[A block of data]
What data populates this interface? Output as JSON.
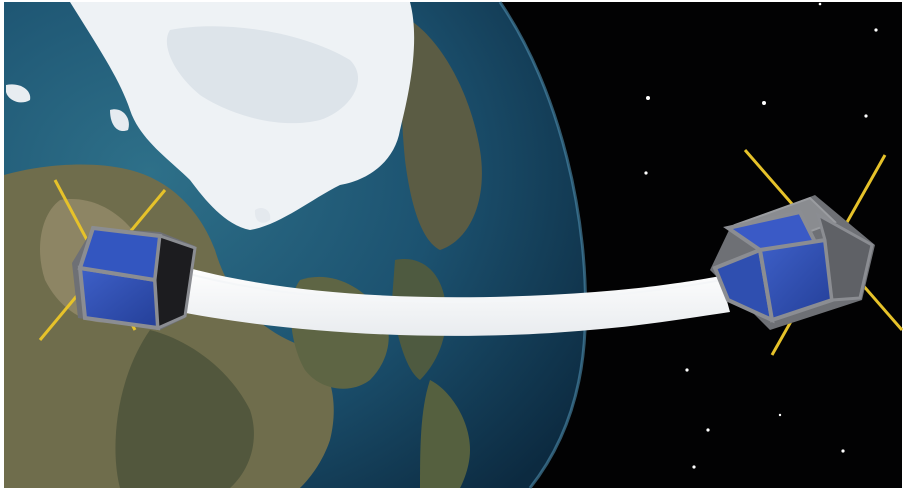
{
  "scene": {
    "subject": "two-cubesats-tether-earth-orbit",
    "colors": {
      "space": "#020203",
      "ocean_deep": "#123c5a",
      "ocean_light": "#2c6a86",
      "ice": "#eef2f5",
      "land": "#6e6a4e",
      "tether": "#ffffff",
      "panel": "#2f4fb0",
      "frame": "#7d7f83",
      "antenna": "#e6c22a",
      "star": "#ffffff"
    },
    "objects": [
      {
        "name": "earth",
        "icon": "planet"
      },
      {
        "name": "polar-ice-cap",
        "icon": "ice"
      },
      {
        "name": "cubesat-left",
        "icon": "satellite"
      },
      {
        "name": "cubesat-right",
        "icon": "satellite"
      },
      {
        "name": "tether",
        "icon": "ribbon"
      },
      {
        "name": "starfield",
        "icon": "stars"
      }
    ]
  }
}
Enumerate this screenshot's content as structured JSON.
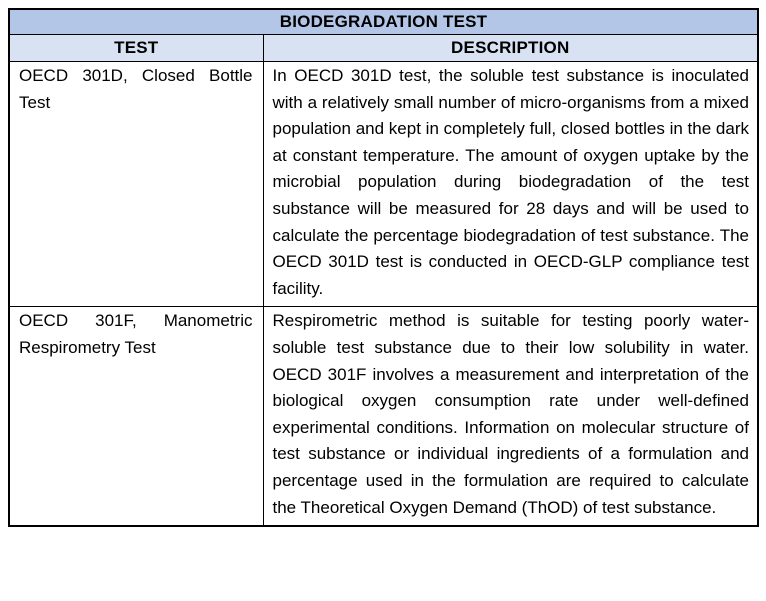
{
  "table": {
    "title": "BIODEGRADATION TEST",
    "columns": {
      "test": "TEST",
      "description": "DESCRIPTION"
    },
    "rows": [
      {
        "test": "OECD 301D, Closed Bottle Test",
        "description": "In OECD 301D test, the soluble test substance is inoculated with a relatively small number of micro-organisms from a mixed population and kept in completely full, closed bottles in the dark at constant temperature. The amount of oxygen uptake by the microbial population during biodegradation of the test substance will be measured for 28 days and will be used to calculate the percentage biodegradation of test substance. The OECD 301D test is conducted in OECD-GLP compliance test facility."
      },
      {
        "test": "OECD 301F, Manometric Respirometry Test",
        "description": "Respirometric method is suitable for testing poorly water-soluble test substance due to their low solubility in water. OECD 301F involves a measurement and interpretation of the biological oxygen consumption rate under well-defined experimental conditions. Information on molecular structure of test substance or individual ingredients of a formulation and percentage used in the formulation are required to calculate the Theoretical Oxygen Demand (ThOD) of test substance."
      }
    ],
    "colors": {
      "title_bg": "#B4C6E7",
      "header_bg": "#D9E2F3",
      "border": "#000000",
      "text": "#000000",
      "page_bg": "#FFFFFF"
    }
  }
}
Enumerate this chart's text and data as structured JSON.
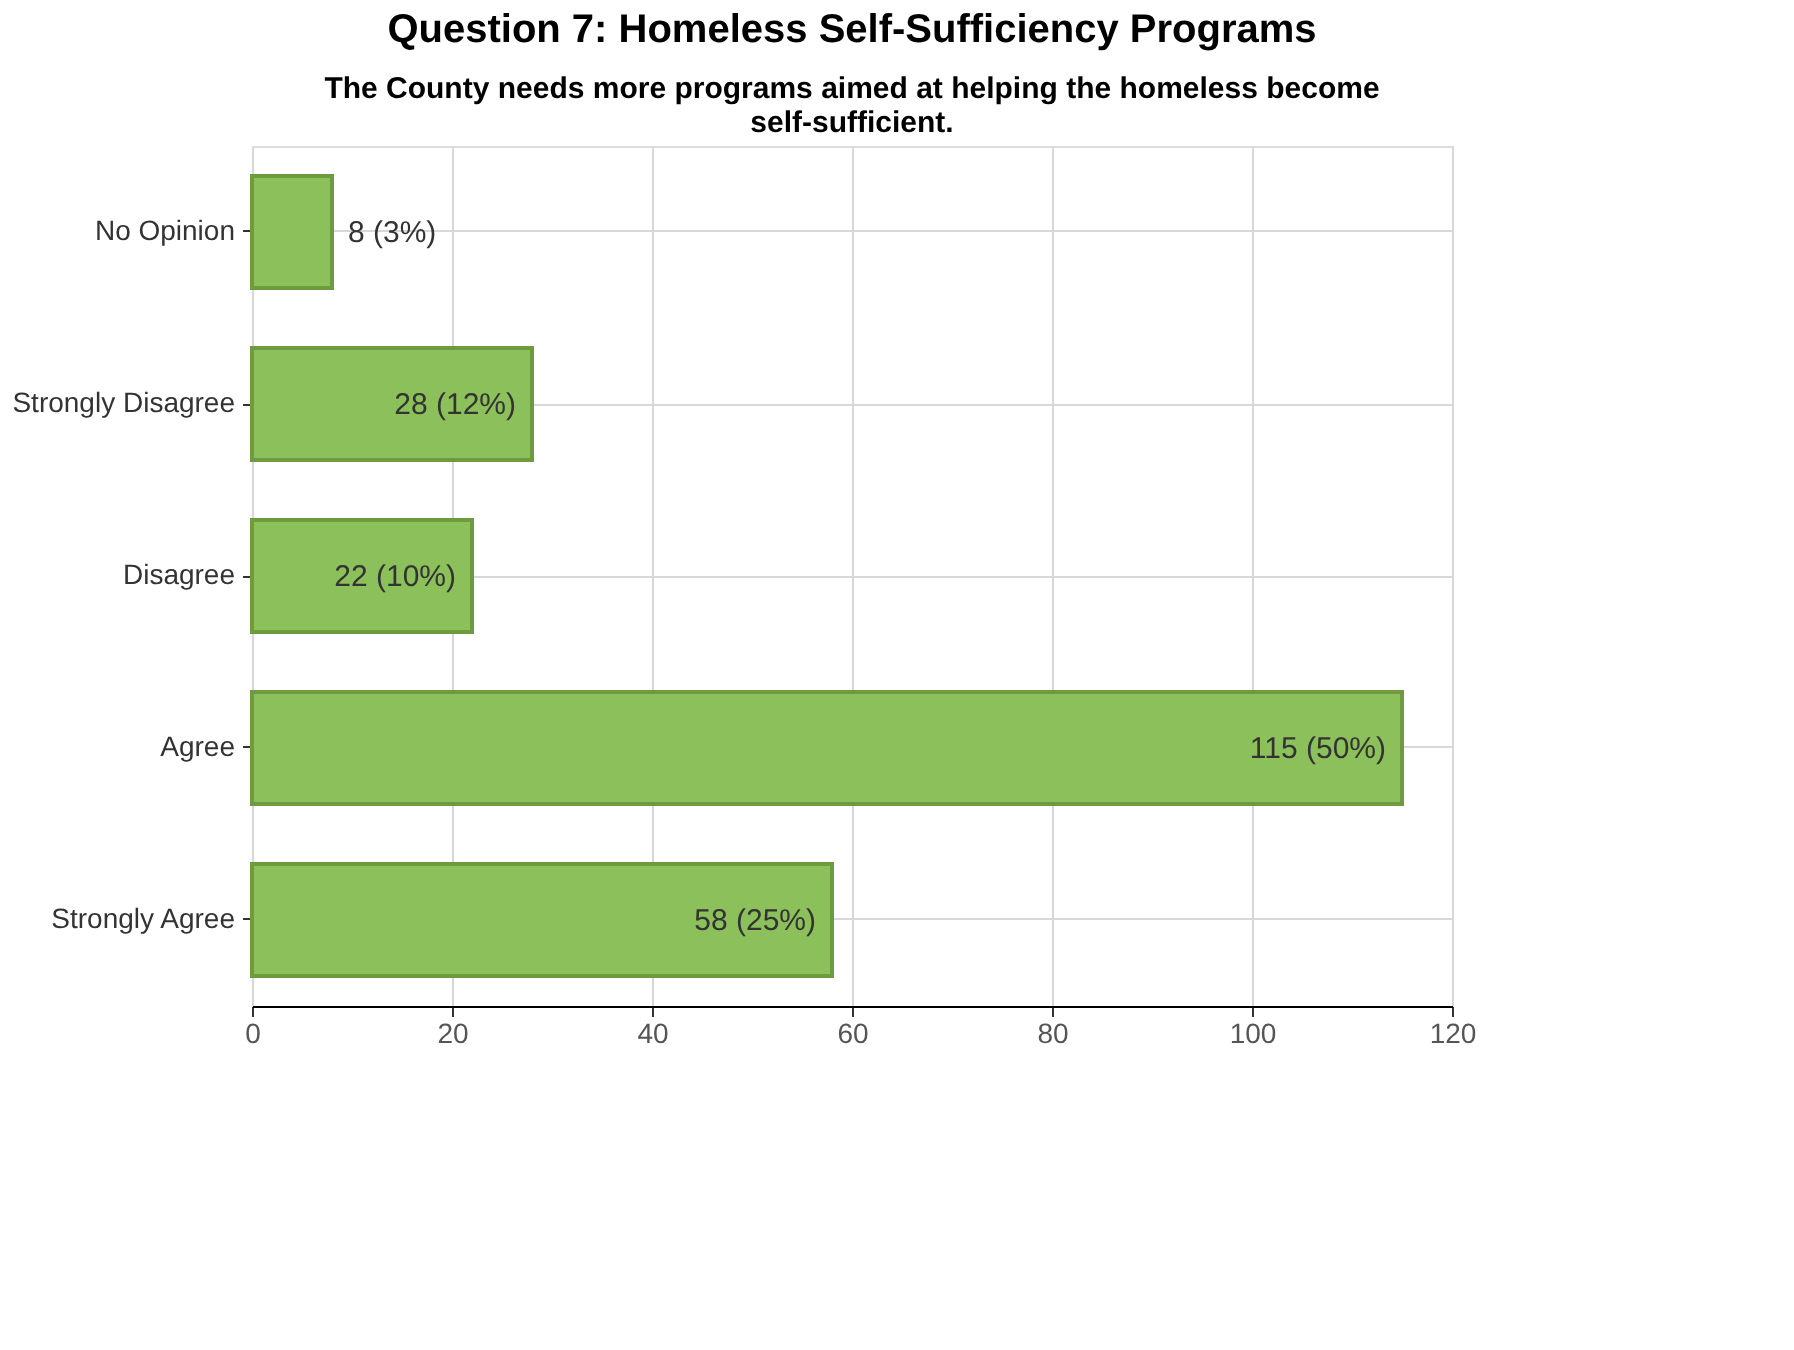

▶ [Task details]:
Return all lines of the material above in which the word "used" occurs.

▶ [Reply to the task]:
        "description": "In OECD 301D test, the soluble test substance is inoculated with a relatively small number of micro-organisms from a mixed population and kept in completely full, closed bottles in the dark at constant temperature. The amount of oxygen uptake by the microbial population during biodegradation of the test substance will be measured for 28 days and will be used to calculate the percentage biodegradation of test substance. The OECD 301D test is conducted in OECD-GLP compliance test facility."
        "description": "Respirometric method is suitable for testing poorly water-soluble test substance due to their low solubility in water. OECD 301F involves a measurement and interpretation of the biological oxygen consumption rate under well-defined experimental conditions. Information on molecular structure of test substance or individual ingredients of a formulation and percentage used in the formulation are required to calculate the Theoretical Oxygen Demand (ThOD) of test substance."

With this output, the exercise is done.